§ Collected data
********

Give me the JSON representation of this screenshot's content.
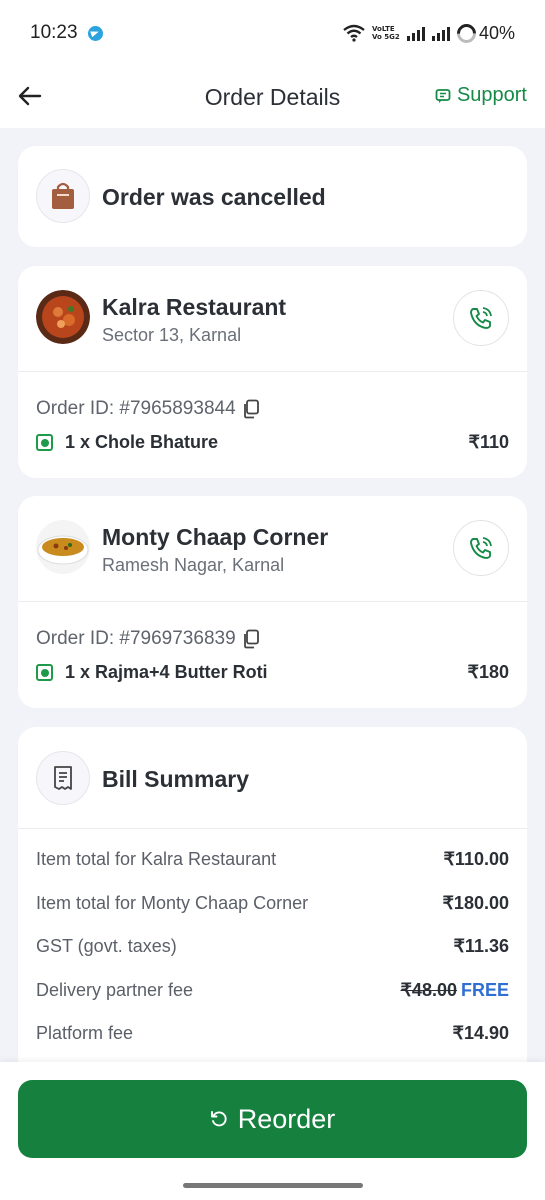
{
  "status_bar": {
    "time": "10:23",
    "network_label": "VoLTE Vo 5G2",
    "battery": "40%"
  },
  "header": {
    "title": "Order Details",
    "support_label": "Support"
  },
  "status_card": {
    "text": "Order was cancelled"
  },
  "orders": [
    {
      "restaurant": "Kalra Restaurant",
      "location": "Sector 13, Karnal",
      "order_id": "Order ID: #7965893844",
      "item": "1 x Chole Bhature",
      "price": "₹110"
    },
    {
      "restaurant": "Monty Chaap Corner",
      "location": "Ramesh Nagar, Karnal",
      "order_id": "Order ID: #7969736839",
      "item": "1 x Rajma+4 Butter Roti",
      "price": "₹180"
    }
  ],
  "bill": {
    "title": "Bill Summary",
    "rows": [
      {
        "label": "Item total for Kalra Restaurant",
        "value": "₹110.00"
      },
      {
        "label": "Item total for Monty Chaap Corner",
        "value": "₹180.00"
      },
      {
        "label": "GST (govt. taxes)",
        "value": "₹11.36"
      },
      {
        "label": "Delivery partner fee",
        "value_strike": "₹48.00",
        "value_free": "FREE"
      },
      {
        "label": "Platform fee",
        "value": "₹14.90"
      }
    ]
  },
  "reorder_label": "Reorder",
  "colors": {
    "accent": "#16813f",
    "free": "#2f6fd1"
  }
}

********

§ What is expected
Return all of the entries exactly as written, but drop any pictures they hold.

§ The solution
Give me the JSON representation of this screenshot's content.
{
  "status_bar": {
    "time": "10:23",
    "network_label": "VoLTE Vo 5G2",
    "battery": "40%"
  },
  "header": {
    "title": "Order Details",
    "support_label": "Support"
  },
  "status_card": {
    "text": "Order was cancelled"
  },
  "orders": [
    {
      "restaurant": "Kalra Restaurant",
      "location": "Sector 13, Karnal",
      "order_id": "Order ID: #7965893844",
      "item": "1 x Chole Bhature",
      "price": "₹110"
    },
    {
      "restaurant": "Monty Chaap Corner",
      "location": "Ramesh Nagar, Karnal",
      "order_id": "Order ID: #7969736839",
      "item": "1 x Rajma+4 Butter Roti",
      "price": "₹180"
    }
  ],
  "bill": {
    "title": "Bill Summary",
    "rows": [
      {
        "label": "Item total for Kalra Restaurant",
        "value": "₹110.00"
      },
      {
        "label": "Item total for Monty Chaap Corner",
        "value": "₹180.00"
      },
      {
        "label": "GST (govt. taxes)",
        "value": "₹11.36"
      },
      {
        "label": "Delivery partner fee",
        "value_strike": "₹48.00",
        "value_free": "FREE"
      },
      {
        "label": "Platform fee",
        "value": "₹14.90"
      }
    ]
  },
  "reorder_label": "Reorder",
  "colors": {
    "accent": "#16813f",
    "free": "#2f6fd1"
  }
}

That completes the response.